----- EXTRACTED INFORMATION
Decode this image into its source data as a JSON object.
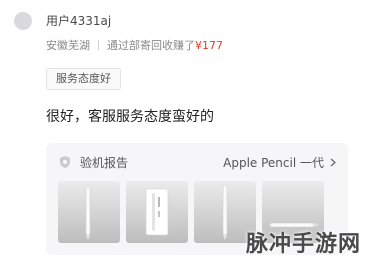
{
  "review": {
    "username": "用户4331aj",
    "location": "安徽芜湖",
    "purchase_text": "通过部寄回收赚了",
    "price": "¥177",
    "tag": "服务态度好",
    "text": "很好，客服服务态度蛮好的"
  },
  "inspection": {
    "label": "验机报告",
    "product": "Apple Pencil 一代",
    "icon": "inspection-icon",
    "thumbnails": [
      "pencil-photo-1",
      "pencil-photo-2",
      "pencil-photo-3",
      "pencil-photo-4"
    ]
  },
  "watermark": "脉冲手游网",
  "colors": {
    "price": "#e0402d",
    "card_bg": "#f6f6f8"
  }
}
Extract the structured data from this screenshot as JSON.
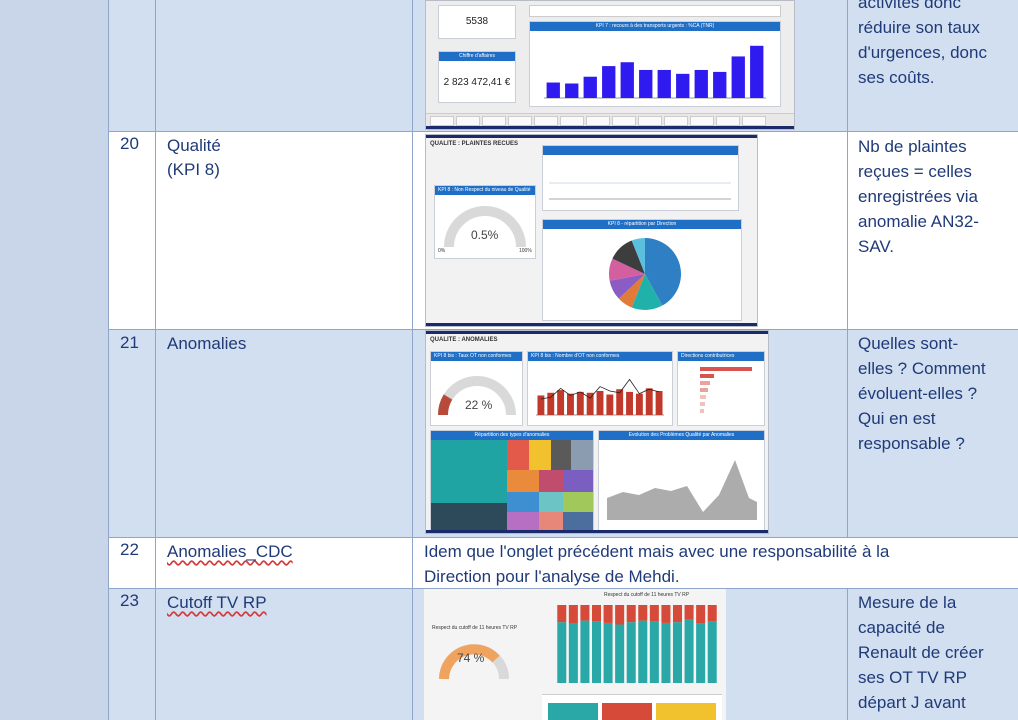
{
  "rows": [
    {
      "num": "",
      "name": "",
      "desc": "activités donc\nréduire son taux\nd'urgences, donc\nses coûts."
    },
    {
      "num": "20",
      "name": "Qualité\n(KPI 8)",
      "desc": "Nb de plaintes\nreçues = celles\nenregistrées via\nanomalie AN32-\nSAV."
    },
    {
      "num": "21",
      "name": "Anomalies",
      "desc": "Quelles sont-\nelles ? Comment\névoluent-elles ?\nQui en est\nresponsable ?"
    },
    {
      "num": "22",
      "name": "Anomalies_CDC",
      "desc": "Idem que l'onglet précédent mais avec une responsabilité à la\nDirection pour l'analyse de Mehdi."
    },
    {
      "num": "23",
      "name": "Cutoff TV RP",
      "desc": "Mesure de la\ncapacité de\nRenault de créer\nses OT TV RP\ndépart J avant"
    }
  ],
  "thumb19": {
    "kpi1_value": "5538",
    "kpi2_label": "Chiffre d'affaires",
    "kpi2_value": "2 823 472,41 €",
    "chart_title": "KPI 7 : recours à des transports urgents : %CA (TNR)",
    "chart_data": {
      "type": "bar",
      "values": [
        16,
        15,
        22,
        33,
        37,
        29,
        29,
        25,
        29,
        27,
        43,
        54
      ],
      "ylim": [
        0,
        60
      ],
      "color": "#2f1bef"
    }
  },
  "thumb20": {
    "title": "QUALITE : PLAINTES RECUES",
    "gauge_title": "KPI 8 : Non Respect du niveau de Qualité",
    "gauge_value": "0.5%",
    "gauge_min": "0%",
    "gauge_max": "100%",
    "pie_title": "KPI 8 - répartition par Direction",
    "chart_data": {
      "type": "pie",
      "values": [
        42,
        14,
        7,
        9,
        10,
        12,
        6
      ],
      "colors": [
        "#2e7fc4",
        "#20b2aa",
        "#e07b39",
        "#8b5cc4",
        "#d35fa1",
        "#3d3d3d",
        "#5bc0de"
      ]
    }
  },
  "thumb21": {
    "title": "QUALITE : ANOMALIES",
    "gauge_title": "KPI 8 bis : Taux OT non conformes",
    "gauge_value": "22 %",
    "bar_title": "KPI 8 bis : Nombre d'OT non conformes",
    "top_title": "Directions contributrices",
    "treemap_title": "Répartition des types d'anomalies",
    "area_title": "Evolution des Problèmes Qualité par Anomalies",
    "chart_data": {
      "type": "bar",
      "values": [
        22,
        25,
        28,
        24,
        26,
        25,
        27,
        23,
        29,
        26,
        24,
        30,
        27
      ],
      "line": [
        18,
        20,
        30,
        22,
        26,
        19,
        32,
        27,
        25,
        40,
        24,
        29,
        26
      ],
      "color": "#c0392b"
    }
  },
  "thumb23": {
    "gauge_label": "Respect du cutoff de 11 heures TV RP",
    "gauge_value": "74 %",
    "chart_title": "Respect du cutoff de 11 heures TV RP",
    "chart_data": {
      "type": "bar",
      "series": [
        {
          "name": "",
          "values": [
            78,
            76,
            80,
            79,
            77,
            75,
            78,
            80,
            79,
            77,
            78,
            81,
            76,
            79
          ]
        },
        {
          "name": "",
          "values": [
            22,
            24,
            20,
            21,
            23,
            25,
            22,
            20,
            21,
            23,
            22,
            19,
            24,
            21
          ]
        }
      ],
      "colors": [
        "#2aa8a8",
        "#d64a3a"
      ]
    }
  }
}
----------
----- EXTRACTED INFORMATION
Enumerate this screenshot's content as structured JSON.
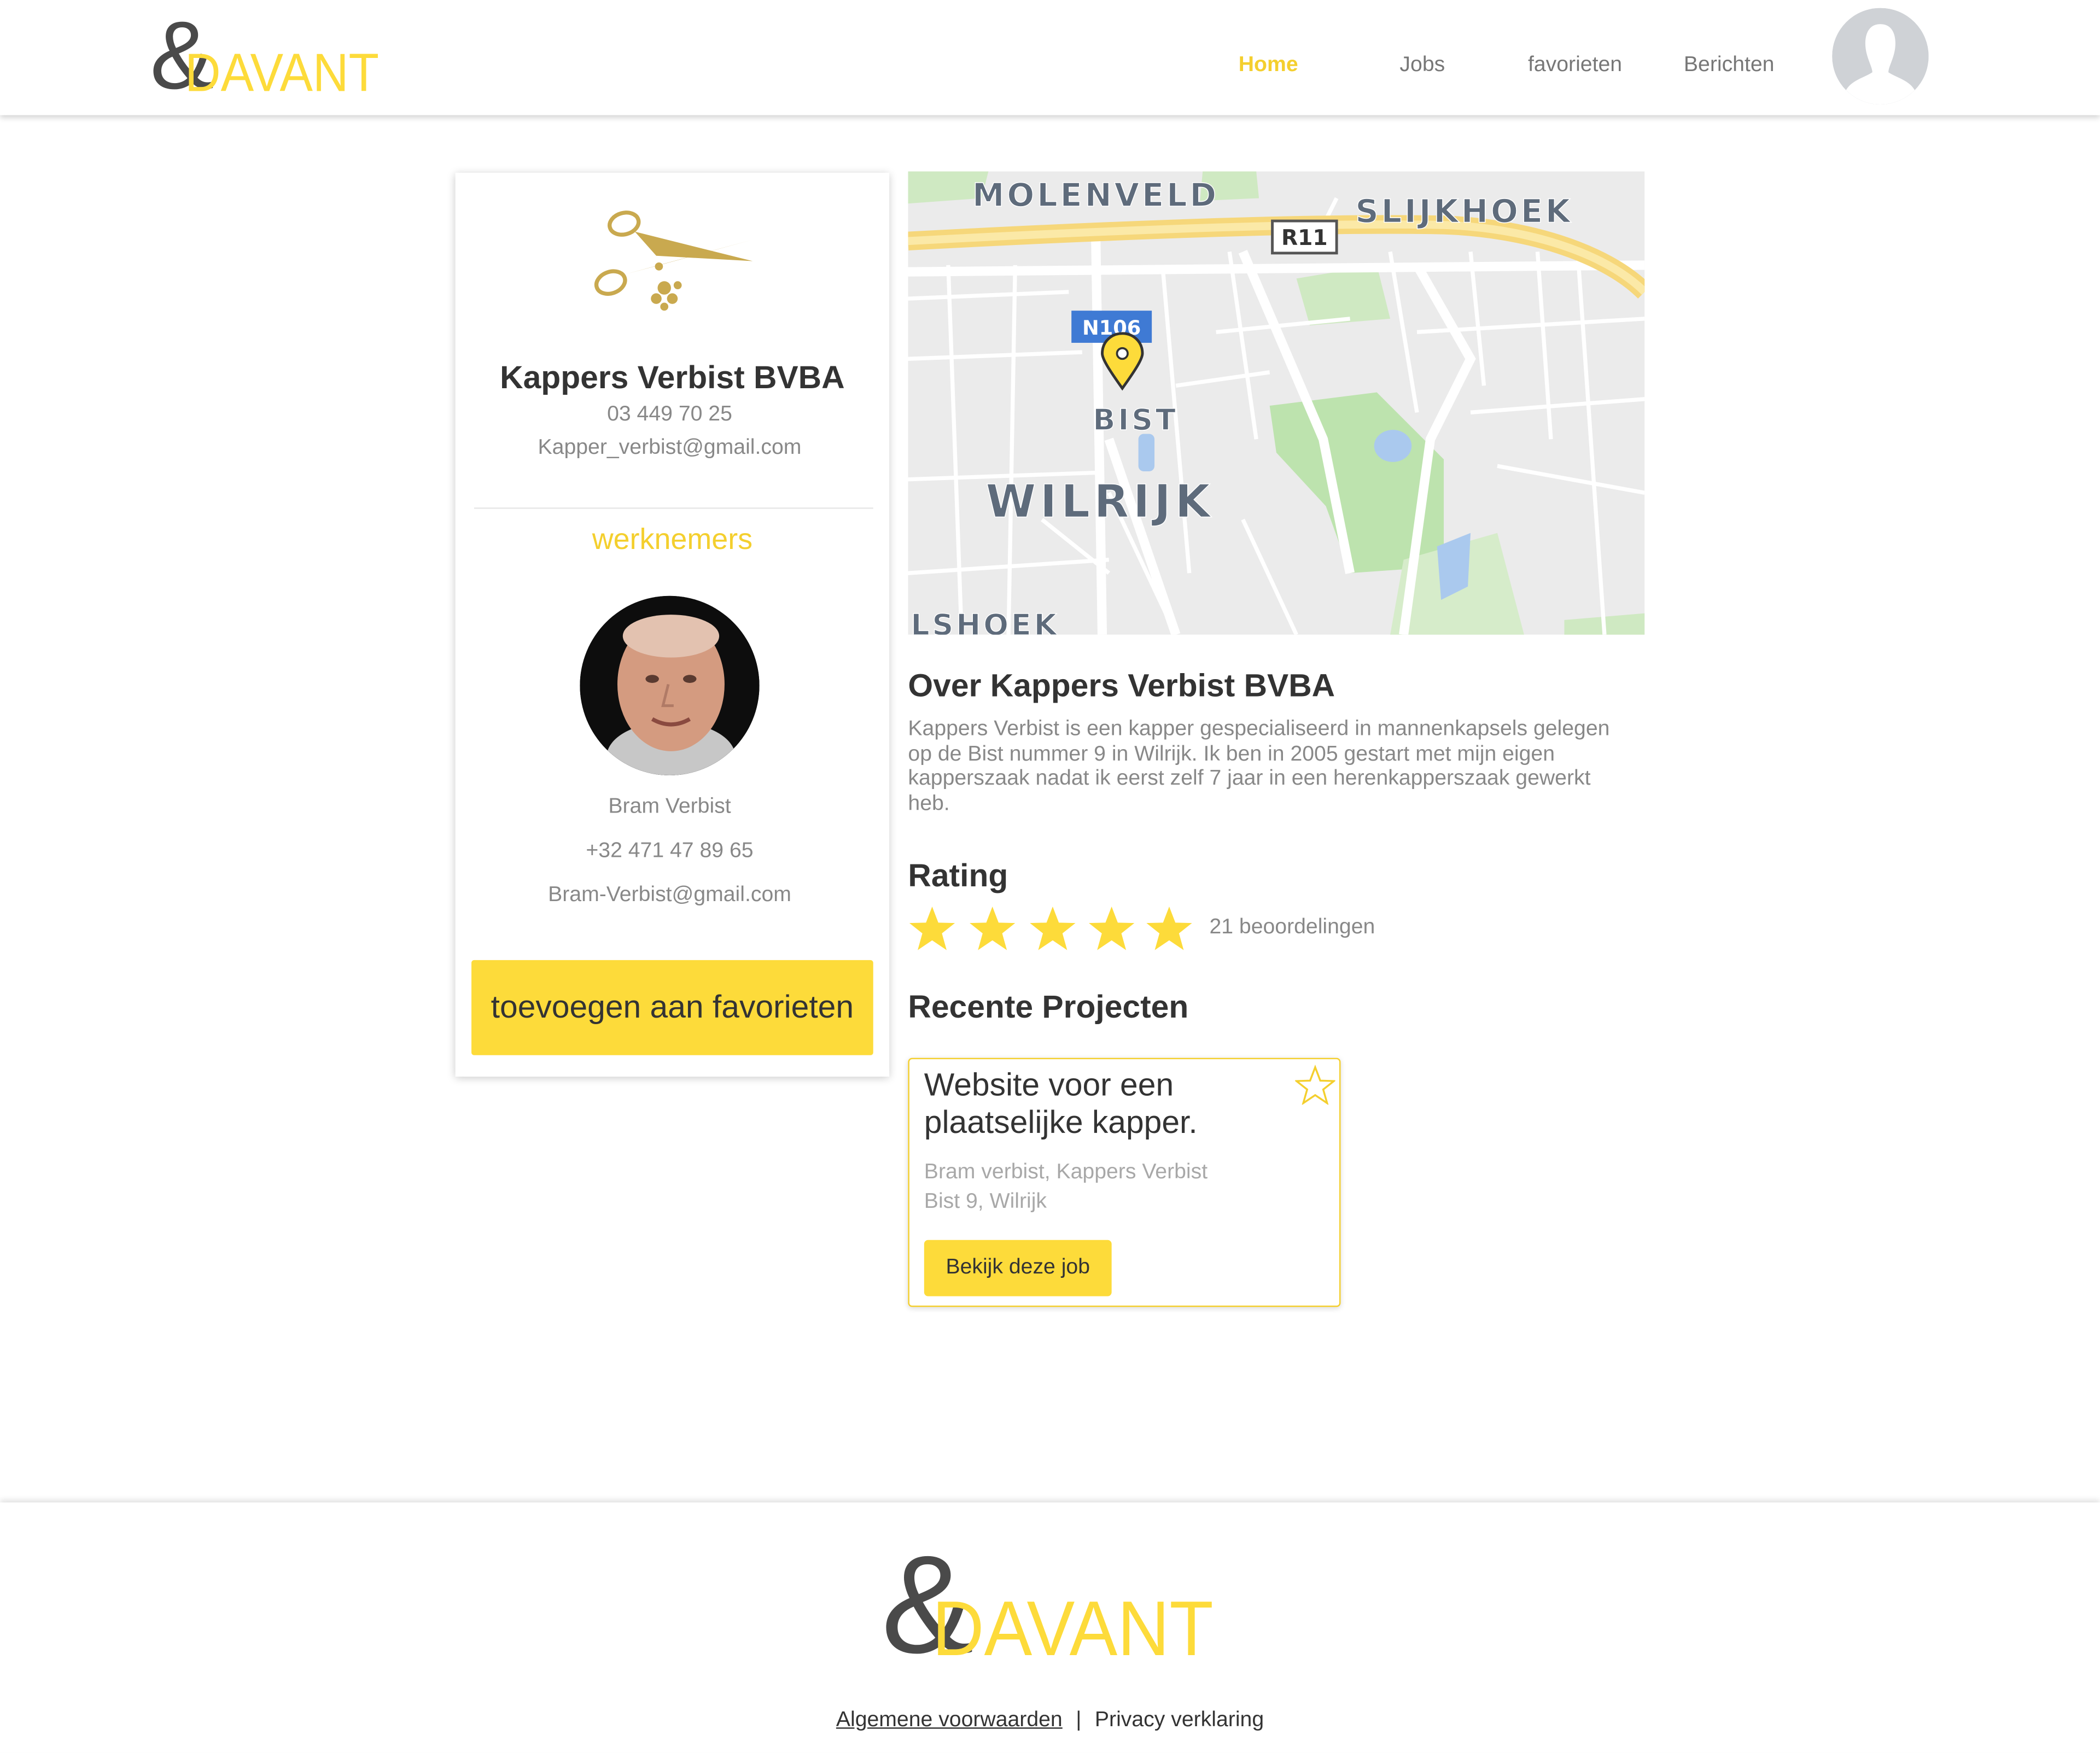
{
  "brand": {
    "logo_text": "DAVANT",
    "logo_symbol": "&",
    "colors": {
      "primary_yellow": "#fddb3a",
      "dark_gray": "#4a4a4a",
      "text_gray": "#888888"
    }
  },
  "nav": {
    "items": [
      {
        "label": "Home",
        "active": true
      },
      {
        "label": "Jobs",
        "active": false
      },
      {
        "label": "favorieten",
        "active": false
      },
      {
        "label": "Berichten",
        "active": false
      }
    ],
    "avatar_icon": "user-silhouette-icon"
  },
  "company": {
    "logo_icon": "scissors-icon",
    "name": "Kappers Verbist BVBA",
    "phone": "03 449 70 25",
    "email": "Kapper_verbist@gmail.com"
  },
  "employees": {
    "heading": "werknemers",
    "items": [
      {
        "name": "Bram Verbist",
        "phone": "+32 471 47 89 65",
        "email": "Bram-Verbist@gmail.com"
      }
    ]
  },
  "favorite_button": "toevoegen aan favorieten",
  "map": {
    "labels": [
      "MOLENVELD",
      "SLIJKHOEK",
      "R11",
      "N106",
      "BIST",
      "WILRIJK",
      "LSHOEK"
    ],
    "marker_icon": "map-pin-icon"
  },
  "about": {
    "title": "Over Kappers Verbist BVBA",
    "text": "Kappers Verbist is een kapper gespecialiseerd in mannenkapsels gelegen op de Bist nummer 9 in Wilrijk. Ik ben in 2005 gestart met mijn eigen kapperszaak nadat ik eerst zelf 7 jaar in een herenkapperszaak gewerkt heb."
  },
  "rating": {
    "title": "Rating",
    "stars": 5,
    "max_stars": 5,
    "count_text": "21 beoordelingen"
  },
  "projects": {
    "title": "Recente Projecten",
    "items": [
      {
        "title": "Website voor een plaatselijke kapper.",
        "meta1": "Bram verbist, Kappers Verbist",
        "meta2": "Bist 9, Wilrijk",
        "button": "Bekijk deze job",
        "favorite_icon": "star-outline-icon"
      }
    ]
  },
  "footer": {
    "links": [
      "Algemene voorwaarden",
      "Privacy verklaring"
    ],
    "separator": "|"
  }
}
----------
----- EXTRACTED INFORMATION
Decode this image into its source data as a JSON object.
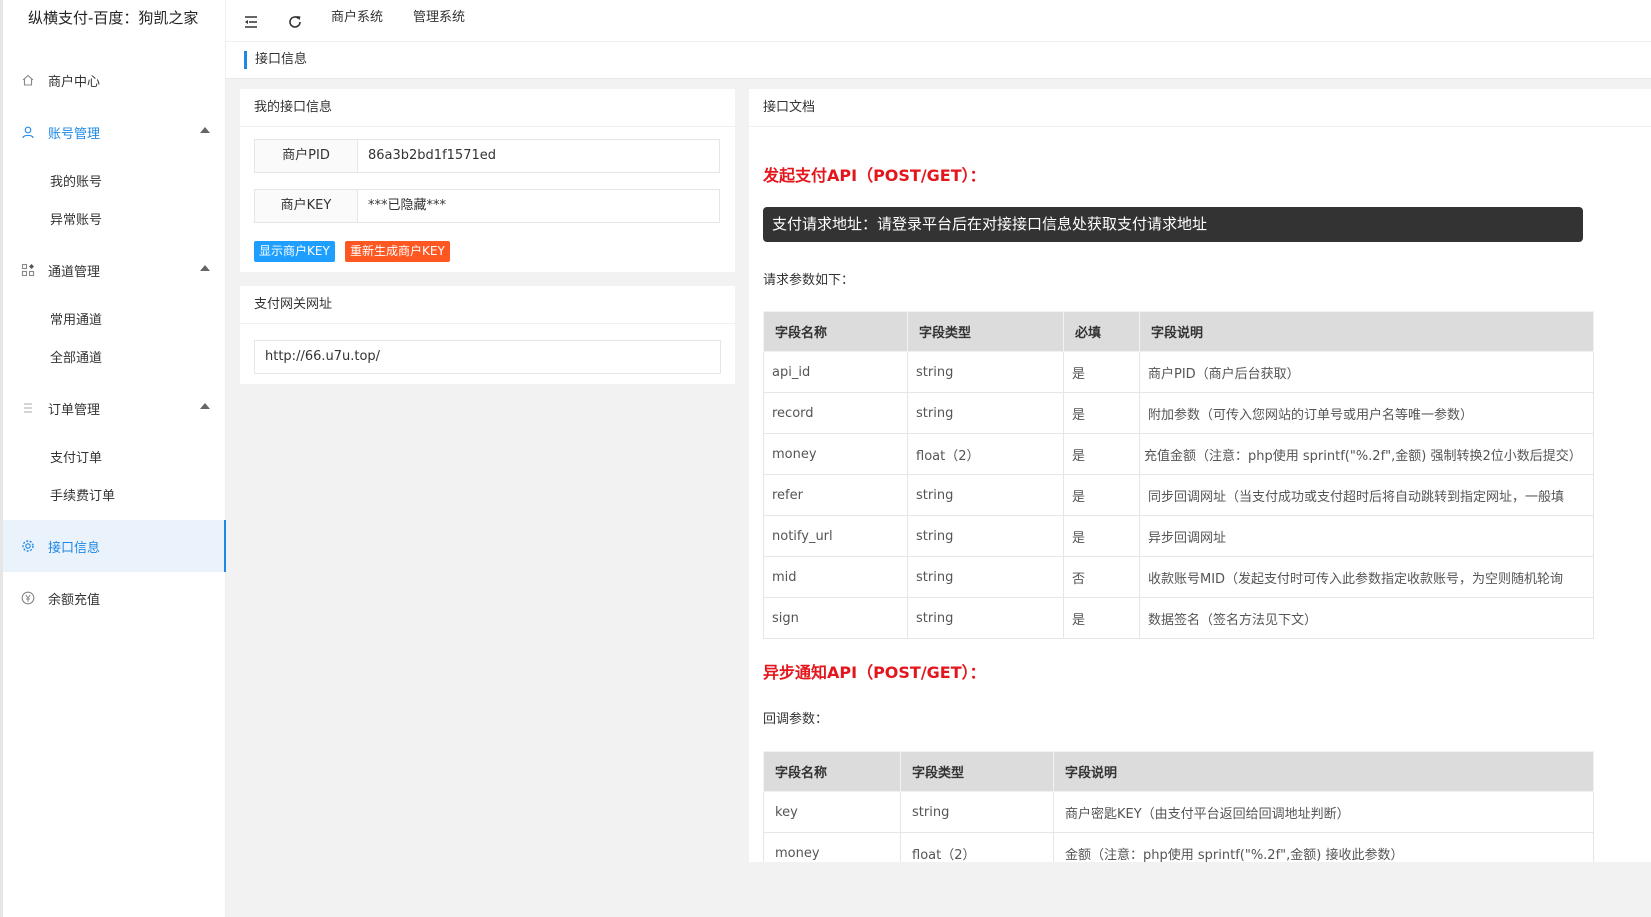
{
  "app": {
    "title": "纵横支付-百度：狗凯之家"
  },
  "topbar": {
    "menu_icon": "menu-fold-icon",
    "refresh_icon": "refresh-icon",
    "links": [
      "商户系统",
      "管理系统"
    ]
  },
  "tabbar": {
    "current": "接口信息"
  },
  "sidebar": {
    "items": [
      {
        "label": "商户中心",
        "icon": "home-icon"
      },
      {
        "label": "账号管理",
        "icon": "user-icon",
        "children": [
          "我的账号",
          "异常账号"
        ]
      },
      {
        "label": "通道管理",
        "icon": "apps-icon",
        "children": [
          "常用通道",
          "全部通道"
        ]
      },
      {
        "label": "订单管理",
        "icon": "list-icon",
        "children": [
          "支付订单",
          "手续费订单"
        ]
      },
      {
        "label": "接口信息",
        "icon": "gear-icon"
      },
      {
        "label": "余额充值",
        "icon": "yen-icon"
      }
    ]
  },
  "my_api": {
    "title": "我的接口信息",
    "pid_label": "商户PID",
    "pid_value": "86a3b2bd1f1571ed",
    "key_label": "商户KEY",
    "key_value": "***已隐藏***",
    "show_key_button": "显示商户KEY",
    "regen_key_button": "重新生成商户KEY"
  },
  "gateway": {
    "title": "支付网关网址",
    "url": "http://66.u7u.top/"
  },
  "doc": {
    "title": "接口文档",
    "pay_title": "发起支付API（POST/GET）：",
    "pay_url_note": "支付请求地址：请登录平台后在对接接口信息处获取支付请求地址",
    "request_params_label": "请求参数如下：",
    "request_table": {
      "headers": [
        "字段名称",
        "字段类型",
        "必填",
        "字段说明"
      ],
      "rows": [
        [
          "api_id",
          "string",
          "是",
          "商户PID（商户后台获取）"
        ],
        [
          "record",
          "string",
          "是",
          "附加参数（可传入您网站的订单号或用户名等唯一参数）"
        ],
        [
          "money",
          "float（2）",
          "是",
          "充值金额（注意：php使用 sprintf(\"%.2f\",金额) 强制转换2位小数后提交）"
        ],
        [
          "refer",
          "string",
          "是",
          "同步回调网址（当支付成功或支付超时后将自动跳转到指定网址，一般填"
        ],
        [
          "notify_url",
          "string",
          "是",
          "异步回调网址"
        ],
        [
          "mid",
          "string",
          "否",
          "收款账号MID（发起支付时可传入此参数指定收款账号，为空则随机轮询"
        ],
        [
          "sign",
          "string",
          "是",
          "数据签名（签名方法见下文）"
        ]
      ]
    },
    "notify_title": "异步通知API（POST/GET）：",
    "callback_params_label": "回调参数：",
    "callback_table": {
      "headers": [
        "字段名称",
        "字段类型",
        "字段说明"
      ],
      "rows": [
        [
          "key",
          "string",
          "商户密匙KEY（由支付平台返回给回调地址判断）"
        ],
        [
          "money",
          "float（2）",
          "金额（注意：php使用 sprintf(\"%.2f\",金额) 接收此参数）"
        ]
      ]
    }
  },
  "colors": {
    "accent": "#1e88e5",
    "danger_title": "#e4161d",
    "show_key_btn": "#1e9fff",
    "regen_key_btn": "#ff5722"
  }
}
----------
#### TASK TO COMPLETE
Show the lines of the records that include the string "photo".

#### PROBLEM SOLUTION
      "pencil-photo-1",
      "pencil-photo-2",
      "pencil-photo-3",
      "pencil-photo-4"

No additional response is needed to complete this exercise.